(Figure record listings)

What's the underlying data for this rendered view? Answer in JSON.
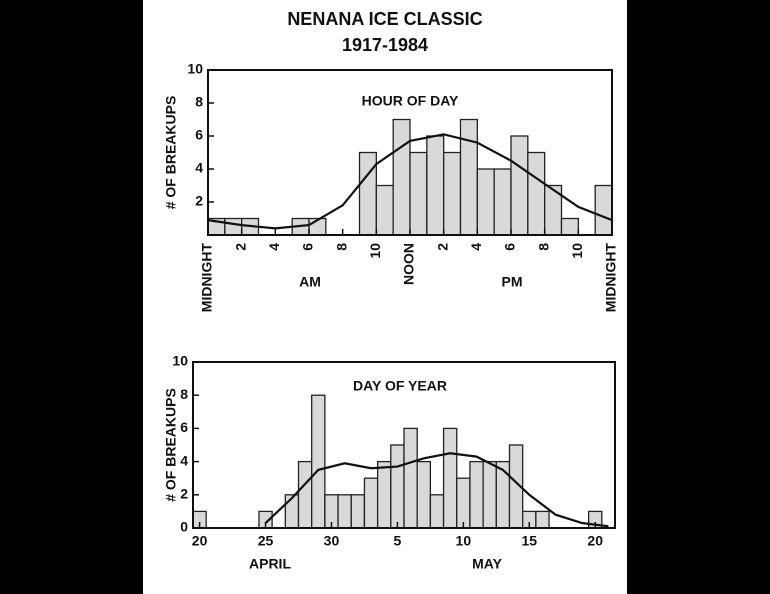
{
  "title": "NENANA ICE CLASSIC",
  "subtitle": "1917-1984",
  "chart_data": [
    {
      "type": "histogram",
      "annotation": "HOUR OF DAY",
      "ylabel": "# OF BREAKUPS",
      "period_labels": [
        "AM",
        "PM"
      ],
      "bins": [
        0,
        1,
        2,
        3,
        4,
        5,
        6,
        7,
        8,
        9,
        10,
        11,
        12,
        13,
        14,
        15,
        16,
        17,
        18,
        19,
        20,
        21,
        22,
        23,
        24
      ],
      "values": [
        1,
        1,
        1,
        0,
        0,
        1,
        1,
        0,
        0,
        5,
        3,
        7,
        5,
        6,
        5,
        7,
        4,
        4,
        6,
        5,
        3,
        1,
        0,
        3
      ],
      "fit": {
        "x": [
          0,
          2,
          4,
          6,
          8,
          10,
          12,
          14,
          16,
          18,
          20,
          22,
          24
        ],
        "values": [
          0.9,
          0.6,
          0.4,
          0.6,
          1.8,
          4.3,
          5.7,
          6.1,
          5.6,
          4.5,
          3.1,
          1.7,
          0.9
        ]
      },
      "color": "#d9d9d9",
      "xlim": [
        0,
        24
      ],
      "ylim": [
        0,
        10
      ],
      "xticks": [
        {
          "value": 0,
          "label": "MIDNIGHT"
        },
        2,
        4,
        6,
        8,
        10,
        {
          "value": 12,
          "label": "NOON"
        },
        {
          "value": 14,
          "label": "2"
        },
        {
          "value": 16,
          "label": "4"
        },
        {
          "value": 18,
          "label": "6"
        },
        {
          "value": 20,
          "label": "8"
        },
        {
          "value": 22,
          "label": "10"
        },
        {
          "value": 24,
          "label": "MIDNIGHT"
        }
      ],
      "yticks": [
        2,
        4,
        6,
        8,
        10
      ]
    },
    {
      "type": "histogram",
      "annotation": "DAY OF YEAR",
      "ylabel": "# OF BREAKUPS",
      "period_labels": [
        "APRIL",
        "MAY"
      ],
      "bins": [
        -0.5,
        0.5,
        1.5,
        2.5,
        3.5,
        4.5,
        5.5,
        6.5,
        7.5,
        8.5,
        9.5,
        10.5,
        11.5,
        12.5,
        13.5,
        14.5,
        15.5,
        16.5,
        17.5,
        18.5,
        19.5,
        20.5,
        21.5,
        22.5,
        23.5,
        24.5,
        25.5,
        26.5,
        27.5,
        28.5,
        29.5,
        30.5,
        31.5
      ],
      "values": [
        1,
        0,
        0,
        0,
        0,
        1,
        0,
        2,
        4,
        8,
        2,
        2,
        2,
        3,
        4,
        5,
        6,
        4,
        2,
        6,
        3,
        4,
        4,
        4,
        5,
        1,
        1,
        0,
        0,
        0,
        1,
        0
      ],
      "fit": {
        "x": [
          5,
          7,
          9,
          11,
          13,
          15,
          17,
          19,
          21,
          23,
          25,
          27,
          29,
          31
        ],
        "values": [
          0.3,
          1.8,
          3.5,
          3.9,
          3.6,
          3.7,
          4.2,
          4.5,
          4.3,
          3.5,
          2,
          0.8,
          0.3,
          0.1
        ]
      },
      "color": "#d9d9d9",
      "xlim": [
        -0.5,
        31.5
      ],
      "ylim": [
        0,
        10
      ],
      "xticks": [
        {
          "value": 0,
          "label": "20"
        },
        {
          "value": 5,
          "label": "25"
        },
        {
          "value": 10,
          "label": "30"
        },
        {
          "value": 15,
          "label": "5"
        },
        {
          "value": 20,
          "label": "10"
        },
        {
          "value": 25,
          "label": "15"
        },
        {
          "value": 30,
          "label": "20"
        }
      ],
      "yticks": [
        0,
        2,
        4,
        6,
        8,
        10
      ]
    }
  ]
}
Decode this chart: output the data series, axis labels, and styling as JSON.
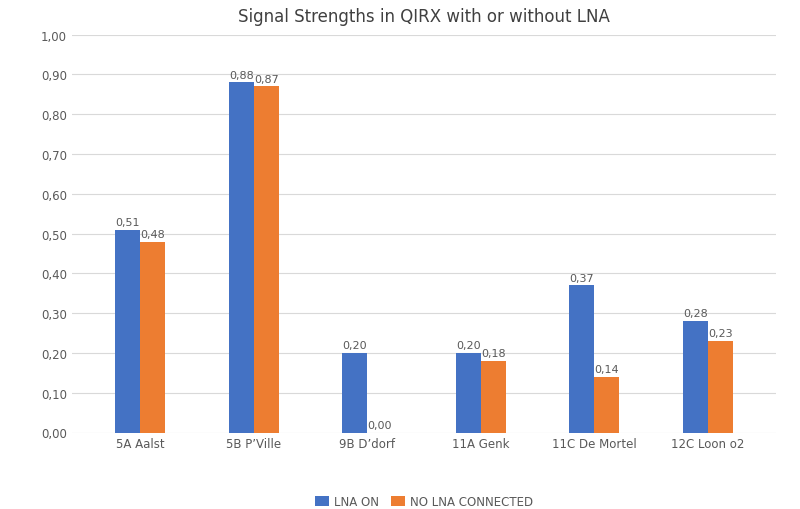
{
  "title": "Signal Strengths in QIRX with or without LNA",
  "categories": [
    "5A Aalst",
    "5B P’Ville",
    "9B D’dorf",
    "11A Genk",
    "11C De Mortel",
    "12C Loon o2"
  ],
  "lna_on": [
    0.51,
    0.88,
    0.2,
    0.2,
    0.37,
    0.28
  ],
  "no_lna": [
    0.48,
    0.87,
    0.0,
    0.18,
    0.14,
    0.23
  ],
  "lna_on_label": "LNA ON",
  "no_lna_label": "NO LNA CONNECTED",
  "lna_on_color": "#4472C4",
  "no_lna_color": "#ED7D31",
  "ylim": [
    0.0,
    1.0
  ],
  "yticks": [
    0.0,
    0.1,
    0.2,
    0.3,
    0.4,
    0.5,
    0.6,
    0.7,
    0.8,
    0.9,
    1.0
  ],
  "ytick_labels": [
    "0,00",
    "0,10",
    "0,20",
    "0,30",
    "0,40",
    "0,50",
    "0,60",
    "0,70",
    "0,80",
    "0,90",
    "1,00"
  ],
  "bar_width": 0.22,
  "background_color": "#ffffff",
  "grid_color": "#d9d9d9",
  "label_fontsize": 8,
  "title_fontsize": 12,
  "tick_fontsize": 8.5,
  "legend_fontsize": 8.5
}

◆ **WORK REQUIRED**: Copy all lines above containing the string "this".

◆ **COMPLETE ANSWER**:
What's the underlying data for this rendered view? Answer in JSON.
Decode this chart: output the data series, axis labels, and styling as JSON.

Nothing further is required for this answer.